TASK MATERIAL |
□ □ □ □

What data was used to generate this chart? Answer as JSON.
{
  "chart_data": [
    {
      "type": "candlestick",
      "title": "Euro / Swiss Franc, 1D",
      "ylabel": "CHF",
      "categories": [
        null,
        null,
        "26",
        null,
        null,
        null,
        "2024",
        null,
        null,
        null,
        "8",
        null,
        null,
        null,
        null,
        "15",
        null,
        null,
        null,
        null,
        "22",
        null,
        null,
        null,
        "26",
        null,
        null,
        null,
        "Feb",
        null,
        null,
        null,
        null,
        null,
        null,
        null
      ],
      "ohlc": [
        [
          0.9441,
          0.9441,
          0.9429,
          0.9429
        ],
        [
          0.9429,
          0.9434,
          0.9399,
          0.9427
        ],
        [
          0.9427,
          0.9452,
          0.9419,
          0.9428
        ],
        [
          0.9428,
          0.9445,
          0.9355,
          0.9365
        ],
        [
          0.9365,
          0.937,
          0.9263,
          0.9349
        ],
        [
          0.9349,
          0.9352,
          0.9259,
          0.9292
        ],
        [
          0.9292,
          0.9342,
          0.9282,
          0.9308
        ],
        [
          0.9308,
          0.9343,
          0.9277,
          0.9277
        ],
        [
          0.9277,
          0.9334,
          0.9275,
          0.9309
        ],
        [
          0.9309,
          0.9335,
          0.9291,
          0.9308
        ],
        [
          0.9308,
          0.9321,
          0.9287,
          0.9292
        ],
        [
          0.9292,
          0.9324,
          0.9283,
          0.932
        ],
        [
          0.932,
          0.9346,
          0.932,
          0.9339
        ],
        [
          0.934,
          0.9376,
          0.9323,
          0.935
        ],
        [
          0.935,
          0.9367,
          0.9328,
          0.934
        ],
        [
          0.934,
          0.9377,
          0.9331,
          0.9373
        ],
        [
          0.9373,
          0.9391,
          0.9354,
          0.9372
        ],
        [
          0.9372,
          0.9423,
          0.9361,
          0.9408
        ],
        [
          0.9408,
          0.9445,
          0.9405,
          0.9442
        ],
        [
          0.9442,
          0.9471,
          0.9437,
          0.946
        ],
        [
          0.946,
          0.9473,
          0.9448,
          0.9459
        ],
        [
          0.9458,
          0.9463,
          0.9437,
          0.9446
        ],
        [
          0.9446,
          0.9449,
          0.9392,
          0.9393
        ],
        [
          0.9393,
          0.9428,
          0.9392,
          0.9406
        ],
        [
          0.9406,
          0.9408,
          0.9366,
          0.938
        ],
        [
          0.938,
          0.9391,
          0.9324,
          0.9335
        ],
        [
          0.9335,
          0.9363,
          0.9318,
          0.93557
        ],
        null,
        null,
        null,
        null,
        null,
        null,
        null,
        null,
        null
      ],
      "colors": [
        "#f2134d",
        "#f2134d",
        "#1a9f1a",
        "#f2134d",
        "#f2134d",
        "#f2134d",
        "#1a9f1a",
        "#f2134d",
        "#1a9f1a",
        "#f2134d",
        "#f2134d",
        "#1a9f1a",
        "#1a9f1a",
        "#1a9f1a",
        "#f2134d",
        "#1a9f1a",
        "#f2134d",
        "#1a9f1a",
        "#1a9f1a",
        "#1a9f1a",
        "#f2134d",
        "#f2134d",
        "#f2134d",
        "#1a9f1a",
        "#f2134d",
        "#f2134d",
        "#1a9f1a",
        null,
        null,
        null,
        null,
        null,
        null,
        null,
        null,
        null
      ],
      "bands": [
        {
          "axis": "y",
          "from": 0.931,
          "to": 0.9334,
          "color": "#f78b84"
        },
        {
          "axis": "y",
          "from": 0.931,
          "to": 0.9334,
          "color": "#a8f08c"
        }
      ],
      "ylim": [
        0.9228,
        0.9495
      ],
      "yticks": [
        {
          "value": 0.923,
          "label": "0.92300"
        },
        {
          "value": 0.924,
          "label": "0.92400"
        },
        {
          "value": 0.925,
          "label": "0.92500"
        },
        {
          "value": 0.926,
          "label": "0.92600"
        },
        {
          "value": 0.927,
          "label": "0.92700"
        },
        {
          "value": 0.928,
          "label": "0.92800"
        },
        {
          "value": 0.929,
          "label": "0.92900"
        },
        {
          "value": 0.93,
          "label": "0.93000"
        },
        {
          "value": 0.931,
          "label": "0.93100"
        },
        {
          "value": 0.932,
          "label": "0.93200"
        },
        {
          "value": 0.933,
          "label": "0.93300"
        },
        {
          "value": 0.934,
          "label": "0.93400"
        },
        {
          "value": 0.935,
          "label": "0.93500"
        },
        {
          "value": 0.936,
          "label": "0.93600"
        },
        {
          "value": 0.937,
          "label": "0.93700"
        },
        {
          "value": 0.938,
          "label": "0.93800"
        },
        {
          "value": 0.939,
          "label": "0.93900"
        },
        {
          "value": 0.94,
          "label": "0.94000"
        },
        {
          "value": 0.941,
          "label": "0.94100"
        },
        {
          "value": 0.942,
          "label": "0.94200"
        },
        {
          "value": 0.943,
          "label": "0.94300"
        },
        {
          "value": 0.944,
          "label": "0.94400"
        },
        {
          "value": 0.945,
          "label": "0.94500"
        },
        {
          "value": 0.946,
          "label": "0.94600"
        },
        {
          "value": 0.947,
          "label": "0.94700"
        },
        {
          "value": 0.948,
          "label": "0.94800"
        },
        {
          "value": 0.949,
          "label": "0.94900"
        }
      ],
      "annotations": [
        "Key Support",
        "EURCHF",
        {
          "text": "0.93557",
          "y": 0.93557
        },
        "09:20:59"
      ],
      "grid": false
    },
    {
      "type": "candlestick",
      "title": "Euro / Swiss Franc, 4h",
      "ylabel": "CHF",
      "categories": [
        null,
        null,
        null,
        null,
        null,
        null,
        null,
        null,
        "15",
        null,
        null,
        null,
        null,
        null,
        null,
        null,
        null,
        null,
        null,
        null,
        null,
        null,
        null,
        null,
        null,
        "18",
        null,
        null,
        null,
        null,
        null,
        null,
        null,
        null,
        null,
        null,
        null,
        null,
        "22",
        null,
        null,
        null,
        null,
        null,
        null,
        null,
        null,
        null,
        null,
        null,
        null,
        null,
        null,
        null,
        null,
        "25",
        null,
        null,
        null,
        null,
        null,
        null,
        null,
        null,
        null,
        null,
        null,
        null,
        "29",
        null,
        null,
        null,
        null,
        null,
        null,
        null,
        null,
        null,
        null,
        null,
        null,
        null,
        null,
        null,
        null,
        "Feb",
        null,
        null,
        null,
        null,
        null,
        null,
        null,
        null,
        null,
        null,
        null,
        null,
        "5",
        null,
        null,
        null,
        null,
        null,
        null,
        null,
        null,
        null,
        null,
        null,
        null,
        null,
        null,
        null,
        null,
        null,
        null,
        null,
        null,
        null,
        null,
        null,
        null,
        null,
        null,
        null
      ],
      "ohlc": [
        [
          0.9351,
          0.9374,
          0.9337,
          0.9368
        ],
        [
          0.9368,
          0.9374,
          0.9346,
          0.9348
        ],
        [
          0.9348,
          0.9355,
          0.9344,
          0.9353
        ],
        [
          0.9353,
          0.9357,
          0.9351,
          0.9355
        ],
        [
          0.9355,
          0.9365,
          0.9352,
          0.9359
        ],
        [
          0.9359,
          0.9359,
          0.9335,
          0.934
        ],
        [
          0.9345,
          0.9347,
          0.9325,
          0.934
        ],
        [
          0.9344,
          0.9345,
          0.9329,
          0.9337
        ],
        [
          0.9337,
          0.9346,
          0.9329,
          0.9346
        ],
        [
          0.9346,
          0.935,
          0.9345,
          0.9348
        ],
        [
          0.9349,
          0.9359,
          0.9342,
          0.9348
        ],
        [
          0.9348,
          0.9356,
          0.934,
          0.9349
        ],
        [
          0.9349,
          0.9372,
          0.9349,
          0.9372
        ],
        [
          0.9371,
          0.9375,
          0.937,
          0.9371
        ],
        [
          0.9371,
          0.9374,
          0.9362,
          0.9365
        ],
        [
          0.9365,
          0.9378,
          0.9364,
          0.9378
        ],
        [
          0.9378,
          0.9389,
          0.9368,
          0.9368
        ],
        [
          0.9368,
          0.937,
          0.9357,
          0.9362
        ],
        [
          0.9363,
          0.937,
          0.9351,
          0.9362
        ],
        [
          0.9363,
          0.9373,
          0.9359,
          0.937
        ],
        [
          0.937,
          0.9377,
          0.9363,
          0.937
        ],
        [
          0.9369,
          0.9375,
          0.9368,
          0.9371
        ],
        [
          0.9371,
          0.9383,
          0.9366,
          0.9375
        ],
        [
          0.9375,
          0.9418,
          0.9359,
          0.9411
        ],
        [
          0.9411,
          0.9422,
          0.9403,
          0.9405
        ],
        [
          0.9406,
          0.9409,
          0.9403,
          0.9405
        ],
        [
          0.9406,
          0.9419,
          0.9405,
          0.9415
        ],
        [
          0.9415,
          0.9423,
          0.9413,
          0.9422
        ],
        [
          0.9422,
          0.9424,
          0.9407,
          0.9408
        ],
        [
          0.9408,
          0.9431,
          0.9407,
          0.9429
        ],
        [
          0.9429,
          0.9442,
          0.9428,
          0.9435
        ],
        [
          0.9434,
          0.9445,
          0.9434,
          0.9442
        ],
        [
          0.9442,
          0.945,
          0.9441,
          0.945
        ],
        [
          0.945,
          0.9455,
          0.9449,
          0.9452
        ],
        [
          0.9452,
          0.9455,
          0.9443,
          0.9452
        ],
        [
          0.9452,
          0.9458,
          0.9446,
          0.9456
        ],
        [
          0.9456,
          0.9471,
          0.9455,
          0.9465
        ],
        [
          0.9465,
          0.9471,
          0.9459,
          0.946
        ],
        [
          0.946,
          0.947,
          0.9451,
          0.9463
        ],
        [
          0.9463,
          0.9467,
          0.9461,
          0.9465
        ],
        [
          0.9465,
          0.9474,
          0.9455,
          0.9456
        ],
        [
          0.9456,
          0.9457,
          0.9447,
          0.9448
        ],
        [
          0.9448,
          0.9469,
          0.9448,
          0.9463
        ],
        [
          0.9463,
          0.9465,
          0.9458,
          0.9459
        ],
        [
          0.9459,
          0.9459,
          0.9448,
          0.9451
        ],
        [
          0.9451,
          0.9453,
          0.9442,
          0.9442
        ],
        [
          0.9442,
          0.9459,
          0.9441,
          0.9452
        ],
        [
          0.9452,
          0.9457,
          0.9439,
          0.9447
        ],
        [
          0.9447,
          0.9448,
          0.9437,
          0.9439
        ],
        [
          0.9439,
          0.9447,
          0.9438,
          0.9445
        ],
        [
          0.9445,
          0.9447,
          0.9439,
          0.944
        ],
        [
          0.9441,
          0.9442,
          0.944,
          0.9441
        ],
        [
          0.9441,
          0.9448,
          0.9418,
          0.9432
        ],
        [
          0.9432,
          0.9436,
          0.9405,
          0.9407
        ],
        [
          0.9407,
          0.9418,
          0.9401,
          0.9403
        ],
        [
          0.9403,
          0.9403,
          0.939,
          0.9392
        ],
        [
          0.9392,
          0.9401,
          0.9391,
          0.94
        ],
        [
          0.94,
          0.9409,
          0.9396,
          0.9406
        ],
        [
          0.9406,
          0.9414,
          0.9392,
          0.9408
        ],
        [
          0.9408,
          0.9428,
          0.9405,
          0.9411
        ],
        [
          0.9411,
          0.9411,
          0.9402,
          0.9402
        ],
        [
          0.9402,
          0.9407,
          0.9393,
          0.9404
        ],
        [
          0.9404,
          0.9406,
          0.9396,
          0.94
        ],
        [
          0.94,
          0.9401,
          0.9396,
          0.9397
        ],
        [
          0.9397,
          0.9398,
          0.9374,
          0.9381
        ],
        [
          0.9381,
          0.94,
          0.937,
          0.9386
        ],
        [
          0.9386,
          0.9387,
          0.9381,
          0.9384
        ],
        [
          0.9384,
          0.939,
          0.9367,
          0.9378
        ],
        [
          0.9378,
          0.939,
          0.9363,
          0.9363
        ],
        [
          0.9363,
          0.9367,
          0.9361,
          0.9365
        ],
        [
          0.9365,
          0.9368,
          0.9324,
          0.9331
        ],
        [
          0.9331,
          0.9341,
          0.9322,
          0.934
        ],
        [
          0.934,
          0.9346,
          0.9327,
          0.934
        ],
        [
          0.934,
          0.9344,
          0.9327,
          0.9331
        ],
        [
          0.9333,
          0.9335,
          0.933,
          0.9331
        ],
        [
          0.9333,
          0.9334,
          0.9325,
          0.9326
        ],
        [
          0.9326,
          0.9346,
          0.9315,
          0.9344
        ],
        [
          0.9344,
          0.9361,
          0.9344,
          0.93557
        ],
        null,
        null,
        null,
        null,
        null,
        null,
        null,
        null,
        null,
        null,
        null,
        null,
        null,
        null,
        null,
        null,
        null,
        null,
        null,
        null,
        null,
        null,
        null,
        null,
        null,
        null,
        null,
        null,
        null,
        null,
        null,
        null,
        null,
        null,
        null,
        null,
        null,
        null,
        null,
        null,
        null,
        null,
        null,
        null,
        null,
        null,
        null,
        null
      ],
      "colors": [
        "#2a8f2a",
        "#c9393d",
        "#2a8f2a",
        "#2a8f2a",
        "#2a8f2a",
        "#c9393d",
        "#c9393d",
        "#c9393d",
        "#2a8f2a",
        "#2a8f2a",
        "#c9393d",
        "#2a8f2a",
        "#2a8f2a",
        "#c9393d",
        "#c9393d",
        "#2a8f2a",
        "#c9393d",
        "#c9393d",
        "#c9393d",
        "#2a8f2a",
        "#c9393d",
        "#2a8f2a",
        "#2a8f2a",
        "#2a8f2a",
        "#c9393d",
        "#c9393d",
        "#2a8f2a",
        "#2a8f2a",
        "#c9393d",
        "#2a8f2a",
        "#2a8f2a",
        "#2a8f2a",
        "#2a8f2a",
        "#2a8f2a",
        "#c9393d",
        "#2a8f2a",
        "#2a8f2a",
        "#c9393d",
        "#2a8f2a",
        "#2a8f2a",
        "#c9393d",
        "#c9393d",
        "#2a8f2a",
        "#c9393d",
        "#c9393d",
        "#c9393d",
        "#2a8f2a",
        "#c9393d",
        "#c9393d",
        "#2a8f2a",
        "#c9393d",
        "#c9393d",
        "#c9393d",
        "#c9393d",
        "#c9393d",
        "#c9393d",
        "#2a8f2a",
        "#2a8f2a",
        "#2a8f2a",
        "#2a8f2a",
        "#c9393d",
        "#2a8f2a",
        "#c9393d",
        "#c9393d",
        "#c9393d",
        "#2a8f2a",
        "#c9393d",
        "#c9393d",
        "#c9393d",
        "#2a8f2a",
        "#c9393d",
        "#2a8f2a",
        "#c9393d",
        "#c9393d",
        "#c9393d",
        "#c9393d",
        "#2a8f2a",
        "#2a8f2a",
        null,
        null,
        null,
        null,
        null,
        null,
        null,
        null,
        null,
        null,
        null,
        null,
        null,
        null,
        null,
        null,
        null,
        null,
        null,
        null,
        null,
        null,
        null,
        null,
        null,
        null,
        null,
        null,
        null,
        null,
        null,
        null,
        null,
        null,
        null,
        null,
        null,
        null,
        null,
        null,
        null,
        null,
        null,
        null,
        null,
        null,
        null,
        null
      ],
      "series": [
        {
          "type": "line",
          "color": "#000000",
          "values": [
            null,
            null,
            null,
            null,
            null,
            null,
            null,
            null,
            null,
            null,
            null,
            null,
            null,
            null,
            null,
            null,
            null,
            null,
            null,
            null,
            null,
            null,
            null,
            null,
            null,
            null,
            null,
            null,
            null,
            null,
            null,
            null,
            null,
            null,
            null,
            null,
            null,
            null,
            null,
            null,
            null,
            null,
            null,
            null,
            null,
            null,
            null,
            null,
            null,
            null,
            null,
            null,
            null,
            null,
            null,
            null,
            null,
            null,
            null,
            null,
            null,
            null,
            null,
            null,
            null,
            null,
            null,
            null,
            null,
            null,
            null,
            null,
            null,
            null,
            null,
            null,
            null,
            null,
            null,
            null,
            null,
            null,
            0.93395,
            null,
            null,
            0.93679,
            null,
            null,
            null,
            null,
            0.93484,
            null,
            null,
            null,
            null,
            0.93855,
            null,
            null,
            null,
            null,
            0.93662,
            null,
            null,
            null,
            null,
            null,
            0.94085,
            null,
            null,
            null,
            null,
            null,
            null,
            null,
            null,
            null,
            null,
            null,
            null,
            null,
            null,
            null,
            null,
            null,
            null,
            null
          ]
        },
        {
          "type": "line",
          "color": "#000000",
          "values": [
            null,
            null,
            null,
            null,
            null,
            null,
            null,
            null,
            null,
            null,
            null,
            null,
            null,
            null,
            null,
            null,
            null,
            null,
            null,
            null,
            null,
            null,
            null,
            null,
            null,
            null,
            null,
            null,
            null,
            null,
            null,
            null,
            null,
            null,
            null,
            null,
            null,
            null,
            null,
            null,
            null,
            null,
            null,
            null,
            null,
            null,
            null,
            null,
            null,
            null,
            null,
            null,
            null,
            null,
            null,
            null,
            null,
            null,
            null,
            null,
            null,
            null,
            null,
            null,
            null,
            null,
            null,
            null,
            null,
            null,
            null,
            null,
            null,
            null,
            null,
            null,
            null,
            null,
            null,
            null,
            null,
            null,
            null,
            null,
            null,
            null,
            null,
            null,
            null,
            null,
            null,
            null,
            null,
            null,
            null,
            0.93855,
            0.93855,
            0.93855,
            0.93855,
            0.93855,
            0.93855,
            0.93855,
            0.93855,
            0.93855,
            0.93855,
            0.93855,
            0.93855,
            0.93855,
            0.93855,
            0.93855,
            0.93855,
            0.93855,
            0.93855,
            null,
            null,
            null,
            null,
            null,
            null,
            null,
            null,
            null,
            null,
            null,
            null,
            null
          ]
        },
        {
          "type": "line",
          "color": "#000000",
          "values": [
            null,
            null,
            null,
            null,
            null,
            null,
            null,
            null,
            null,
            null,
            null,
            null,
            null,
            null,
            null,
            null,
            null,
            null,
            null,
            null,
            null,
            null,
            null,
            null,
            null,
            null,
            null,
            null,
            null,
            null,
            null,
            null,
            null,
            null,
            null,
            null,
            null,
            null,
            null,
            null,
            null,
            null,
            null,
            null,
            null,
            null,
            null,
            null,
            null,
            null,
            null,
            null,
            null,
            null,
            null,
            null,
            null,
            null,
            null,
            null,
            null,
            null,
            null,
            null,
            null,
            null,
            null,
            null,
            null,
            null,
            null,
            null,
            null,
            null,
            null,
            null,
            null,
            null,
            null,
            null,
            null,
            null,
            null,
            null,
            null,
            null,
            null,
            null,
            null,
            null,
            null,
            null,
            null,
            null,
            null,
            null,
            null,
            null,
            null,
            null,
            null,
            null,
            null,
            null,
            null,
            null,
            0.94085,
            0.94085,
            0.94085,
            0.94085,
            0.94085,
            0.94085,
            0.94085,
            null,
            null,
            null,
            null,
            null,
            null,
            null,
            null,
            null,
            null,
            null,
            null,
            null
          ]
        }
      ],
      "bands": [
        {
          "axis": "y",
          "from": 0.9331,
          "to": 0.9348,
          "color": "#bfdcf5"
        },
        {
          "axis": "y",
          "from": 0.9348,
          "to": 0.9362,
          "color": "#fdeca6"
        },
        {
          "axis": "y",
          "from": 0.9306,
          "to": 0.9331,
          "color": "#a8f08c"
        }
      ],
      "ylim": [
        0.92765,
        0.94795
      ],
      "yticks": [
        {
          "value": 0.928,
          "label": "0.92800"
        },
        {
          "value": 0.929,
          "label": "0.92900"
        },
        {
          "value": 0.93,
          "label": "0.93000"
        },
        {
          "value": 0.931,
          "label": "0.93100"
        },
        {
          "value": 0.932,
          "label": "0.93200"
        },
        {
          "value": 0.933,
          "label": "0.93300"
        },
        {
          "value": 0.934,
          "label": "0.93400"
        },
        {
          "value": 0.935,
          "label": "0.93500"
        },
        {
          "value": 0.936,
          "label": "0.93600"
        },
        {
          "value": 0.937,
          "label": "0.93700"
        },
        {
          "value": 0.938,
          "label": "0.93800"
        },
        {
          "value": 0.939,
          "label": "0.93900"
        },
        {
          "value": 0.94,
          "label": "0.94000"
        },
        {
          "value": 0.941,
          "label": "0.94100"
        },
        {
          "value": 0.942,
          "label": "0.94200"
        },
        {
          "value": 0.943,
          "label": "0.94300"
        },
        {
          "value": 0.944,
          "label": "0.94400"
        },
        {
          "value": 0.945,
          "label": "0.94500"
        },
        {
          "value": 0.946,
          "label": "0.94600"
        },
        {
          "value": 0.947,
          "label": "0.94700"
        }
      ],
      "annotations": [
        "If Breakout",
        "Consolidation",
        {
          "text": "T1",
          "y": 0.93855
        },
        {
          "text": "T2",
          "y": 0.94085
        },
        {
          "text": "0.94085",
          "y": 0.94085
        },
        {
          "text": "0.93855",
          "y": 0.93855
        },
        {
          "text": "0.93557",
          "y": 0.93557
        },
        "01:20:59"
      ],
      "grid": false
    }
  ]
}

□ □ □ □

AIM |
Looking at the records above, work out how many lines include the word "Franc", then give that number by itself.

ANSWER TO THIS TASK |
2